Print out the entries below with no edits.

_ _ _

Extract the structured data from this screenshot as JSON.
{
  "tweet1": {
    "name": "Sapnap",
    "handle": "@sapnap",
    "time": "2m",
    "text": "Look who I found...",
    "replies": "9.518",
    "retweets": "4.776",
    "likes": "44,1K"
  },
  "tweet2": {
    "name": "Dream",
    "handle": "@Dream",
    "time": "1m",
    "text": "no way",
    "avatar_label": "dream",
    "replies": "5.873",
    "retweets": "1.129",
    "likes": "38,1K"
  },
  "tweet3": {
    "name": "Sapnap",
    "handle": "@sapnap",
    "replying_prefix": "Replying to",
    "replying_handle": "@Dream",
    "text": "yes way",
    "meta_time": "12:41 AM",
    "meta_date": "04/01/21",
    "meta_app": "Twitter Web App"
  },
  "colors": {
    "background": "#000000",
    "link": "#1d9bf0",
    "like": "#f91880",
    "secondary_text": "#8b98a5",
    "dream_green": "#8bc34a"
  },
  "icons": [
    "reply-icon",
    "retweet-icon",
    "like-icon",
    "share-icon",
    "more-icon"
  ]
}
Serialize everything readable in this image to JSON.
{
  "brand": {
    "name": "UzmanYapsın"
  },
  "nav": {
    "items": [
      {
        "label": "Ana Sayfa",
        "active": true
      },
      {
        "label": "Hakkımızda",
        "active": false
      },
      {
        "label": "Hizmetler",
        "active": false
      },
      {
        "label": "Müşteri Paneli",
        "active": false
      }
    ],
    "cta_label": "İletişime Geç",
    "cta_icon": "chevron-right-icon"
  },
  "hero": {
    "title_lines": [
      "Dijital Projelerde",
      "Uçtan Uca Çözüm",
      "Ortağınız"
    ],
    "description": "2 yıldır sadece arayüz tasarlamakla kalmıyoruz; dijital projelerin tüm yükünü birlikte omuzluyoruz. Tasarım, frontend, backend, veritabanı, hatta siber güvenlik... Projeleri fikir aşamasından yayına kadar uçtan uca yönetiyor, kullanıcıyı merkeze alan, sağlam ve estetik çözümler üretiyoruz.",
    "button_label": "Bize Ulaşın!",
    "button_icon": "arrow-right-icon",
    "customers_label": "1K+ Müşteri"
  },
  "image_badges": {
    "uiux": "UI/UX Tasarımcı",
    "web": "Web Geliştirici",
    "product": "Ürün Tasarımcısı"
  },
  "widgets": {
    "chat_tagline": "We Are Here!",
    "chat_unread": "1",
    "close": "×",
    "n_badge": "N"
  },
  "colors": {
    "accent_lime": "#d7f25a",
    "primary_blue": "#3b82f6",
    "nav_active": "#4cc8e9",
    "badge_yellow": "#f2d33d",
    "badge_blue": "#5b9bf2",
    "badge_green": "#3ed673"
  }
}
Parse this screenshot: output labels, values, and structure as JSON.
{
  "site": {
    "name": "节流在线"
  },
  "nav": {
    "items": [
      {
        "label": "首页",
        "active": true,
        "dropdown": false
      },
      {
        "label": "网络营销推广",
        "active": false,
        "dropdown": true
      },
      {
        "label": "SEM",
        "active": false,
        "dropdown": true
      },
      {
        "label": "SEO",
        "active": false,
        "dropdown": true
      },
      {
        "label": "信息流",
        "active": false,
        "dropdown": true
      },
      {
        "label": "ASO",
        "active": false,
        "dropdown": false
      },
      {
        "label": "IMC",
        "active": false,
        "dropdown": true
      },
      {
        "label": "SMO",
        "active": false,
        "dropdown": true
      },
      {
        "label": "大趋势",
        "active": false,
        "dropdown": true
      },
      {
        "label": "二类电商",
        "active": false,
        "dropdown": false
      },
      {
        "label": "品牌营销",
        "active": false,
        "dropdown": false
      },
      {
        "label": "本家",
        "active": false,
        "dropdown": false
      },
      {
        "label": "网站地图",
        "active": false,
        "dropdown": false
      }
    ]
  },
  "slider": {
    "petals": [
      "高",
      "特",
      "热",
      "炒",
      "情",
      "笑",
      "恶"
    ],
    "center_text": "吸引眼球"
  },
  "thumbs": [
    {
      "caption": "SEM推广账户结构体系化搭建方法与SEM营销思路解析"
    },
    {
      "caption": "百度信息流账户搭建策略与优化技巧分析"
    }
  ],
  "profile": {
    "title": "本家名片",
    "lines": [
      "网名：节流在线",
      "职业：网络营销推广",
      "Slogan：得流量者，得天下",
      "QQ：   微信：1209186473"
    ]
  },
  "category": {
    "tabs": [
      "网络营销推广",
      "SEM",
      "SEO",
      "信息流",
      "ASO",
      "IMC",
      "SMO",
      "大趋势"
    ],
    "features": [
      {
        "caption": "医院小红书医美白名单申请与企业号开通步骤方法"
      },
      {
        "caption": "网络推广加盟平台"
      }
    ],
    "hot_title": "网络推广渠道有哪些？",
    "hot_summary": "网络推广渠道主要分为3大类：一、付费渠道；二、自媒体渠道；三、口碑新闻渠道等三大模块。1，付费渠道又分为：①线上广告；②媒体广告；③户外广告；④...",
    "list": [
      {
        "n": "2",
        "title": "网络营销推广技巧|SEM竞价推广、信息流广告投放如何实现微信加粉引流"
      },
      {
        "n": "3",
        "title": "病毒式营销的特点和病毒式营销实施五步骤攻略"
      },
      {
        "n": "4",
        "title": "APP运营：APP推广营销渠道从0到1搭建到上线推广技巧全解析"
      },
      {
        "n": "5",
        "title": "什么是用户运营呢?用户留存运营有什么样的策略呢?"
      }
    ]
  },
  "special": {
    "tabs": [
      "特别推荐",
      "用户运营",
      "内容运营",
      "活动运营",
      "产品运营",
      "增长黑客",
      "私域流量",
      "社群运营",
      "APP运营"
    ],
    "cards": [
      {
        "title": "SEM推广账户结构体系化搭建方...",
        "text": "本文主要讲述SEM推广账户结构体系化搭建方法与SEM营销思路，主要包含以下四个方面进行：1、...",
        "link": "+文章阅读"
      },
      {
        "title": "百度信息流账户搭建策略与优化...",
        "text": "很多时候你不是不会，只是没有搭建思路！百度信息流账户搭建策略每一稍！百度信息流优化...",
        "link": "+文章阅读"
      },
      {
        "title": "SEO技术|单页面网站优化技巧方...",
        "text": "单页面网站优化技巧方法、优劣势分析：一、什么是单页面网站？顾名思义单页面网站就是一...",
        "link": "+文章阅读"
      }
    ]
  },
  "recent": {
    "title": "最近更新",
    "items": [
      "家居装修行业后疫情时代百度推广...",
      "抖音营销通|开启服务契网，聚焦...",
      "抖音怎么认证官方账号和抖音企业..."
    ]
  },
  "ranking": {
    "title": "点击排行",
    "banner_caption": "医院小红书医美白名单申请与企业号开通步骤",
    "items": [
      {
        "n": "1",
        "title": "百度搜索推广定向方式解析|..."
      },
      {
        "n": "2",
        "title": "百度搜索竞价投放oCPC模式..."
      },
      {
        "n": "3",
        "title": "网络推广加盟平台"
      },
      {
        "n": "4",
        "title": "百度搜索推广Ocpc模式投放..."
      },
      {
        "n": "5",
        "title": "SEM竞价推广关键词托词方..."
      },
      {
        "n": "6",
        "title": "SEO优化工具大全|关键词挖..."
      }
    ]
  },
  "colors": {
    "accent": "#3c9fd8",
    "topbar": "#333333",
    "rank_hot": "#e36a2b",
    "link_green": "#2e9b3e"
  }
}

_ _ _

__Output below__.
Extract the structured data from this screenshot as JSON.
{
  "tweet1": {
    "name": "Sapnap",
    "handle": "@sapnap",
    "time": "2m",
    "text": "Look who I found...",
    "replies": "9.518",
    "retweets": "4.776",
    "likes": "44,1K"
  },
  "tweet2": {
    "name": "Dream",
    "handle": "@Dream",
    "time": "1m",
    "text": "no way",
    "avatar_label": "dream",
    "replies": "5.873",
    "retweets": "1.129",
    "likes": "38,1K"
  },
  "tweet3": {
    "name": "Sapnap",
    "handle": "@sapnap",
    "replying_prefix": "Replying to",
    "replying_handle": "@Dream",
    "text": "yes way",
    "meta_time": "12:41 AM",
    "meta_date": "04/01/21",
    "meta_app": "Twitter Web App"
  },
  "colors": {
    "background": "#000000",
    "link": "#1d9bf0",
    "like": "#f91880",
    "secondary_text": "#8b98a5",
    "dream_green": "#8bc34a"
  },
  "icons": [
    "reply-icon",
    "retweet-icon",
    "like-icon",
    "share-icon",
    "more-icon"
  ]
}
Serialize everything readable in this image to JSON.
{
  "brand": {
    "name": "UzmanYapsın"
  },
  "nav": {
    "items": [
      {
        "label": "Ana Sayfa",
        "active": true
      },
      {
        "label": "Hakkımızda",
        "active": false
      },
      {
        "label": "Hizmetler",
        "active": false
      },
      {
        "label": "Müşteri Paneli",
        "active": false
      }
    ],
    "cta_label": "İletişime Geç",
    "cta_icon": "chevron-right-icon"
  },
  "hero": {
    "title_lines": [
      "Dijital Projelerde",
      "Uçtan Uca Çözüm",
      "Ortağınız"
    ],
    "description": "2 yıldır sadece arayüz tasarlamakla kalmıyoruz; dijital projelerin tüm yükünü birlikte omuzluyoruz. Tasarım, frontend, backend, veritabanı, hatta siber güvenlik... Projeleri fikir aşamasından yayına kadar uçtan uca yönetiyor, kullanıcıyı merkeze alan, sağlam ve estetik çözümler üretiyoruz.",
    "button_label": "Bize Ulaşın!",
    "button_icon": "arrow-right-icon",
    "customers_label": "1K+ Müşteri"
  },
  "image_badges": {
    "uiux": "UI/UX Tasarımcı",
    "web": "Web Geliştirici",
    "product": "Ürün Tasarımcısı"
  },
  "widgets": {
    "chat_tagline": "We Are Here!",
    "chat_unread": "1",
    "close": "×",
    "n_badge": "N"
  },
  "colors": {
    "accent_lime": "#d7f25a",
    "primary_blue": "#3b82f6",
    "nav_active": "#4cc8e9",
    "badge_yellow": "#f2d33d",
    "badge_blue": "#5b9bf2",
    "badge_green": "#3ed673"
  }
}
Parse this screenshot: output labels, values, and structure as JSON.
{
  "site": {
    "name": "节流在线"
  },
  "nav": {
    "items": [
      {
        "label": "首页",
        "active": true,
        "dropdown": false
      },
      {
        "label": "网络营销推广",
        "active": false,
        "dropdown": true
      },
      {
        "label": "SEM",
        "active": false,
        "dropdown": true
      },
      {
        "label": "SEO",
        "active": false,
        "dropdown": true
      },
      {
        "label": "信息流",
        "active": false,
        "dropdown": true
      },
      {
        "label": "ASO",
        "active": false,
        "dropdown": false
      },
      {
        "label": "IMC",
        "active": false,
        "dropdown": true
      },
      {
        "label": "SMO",
        "active": false,
        "dropdown": true
      },
      {
        "label": "大趋势",
        "active": false,
        "dropdown": true
      },
      {
        "label": "二类电商",
        "active": false,
        "dropdown": false
      },
      {
        "label": "品牌营销",
        "active": false,
        "dropdown": false
      },
      {
        "label": "本家",
        "active": false,
        "dropdown": false
      },
      {
        "label": "网站地图",
        "active": false,
        "dropdown": false
      }
    ]
  },
  "slider": {
    "petals": [
      "高",
      "特",
      "热",
      "炒",
      "情",
      "笑",
      "恶"
    ],
    "center_text": "吸引眼球"
  },
  "thumbs": [
    {
      "caption": "SEM推广账户结构体系化搭建方法与SEM营销思路解析"
    },
    {
      "caption": "百度信息流账户搭建策略与优化技巧分析"
    }
  ],
  "profile": {
    "title": "本家名片",
    "lines": [
      "网名：节流在线",
      "职业：网络营销推广",
      "Slogan：得流量者，得天下",
      "QQ：   微信：1209186473"
    ]
  },
  "category": {
    "tabs": [
      "网络营销推广",
      "SEM",
      "SEO",
      "信息流",
      "ASO",
      "IMC",
      "SMO",
      "大趋势"
    ],
    "features": [
      {
        "caption": "医院小红书医美白名单申请与企业号开通步骤方法"
      },
      {
        "caption": "网络推广加盟平台"
      }
    ],
    "hot_title": "网络推广渠道有哪些？",
    "hot_summary": "网络推广渠道主要分为3大类：一、付费渠道；二、自媒体渠道；三、口碑新闻渠道等三大模块。1，付费渠道又分为：①线上广告；②媒体广告；③户外广告；④...",
    "list": [
      {
        "n": "2",
        "title": "网络营销推广技巧|SEM竞价推广、信息流广告投放如何实现微信加粉引流"
      },
      {
        "n": "3",
        "title": "病毒式营销的特点和病毒式营销实施五步骤攻略"
      },
      {
        "n": "4",
        "title": "APP运营：APP推广营销渠道从0到1搭建到上线推广技巧全解析"
      },
      {
        "n": "5",
        "title": "什么是用户运营呢?用户留存运营有什么样的策略呢?"
      }
    ]
  },
  "special": {
    "tabs": [
      "特别推荐",
      "用户运营",
      "内容运营",
      "活动运营",
      "产品运营",
      "增长黑客",
      "私域流量",
      "社群运营",
      "APP运营"
    ],
    "cards": [
      {
        "title": "SEM推广账户结构体系化搭建方...",
        "text": "本文主要讲述SEM推广账户结构体系化搭建方法与SEM营销思路，主要包含以下四个方面进行：1、...",
        "link": "+文章阅读"
      },
      {
        "title": "百度信息流账户搭建策略与优化...",
        "text": "很多时候你不是不会，只是没有搭建思路！百度信息流账户搭建策略每一稍！百度信息流优化...",
        "link": "+文章阅读"
      },
      {
        "title": "SEO技术|单页面网站优化技巧方...",
        "text": "单页面网站优化技巧方法、优劣势分析：一、什么是单页面网站？顾名思义单页面网站就是一...",
        "link": "+文章阅读"
      }
    ]
  },
  "recent": {
    "title": "最近更新",
    "items": [
      "家居装修行业后疫情时代百度推广...",
      "抖音营销通|开启服务契网，聚焦...",
      "抖音怎么认证官方账号和抖音企业..."
    ]
  },
  "ranking": {
    "title": "点击排行",
    "banner_caption": "医院小红书医美白名单申请与企业号开通步骤",
    "items": [
      {
        "n": "1",
        "title": "百度搜索推广定向方式解析|..."
      },
      {
        "n": "2",
        "title": "百度搜索竞价投放oCPC模式..."
      },
      {
        "n": "3",
        "title": "网络推广加盟平台"
      },
      {
        "n": "4",
        "title": "百度搜索推广Ocpc模式投放..."
      },
      {
        "n": "5",
        "title": "SEM竞价推广关键词托词方..."
      },
      {
        "n": "6",
        "title": "SEO优化工具大全|关键词挖..."
      }
    ]
  },
  "colors": {
    "accent": "#3c9fd8",
    "topbar": "#333333",
    "rank_hot": "#e36a2b",
    "link_green": "#2e9b3e"
  }
}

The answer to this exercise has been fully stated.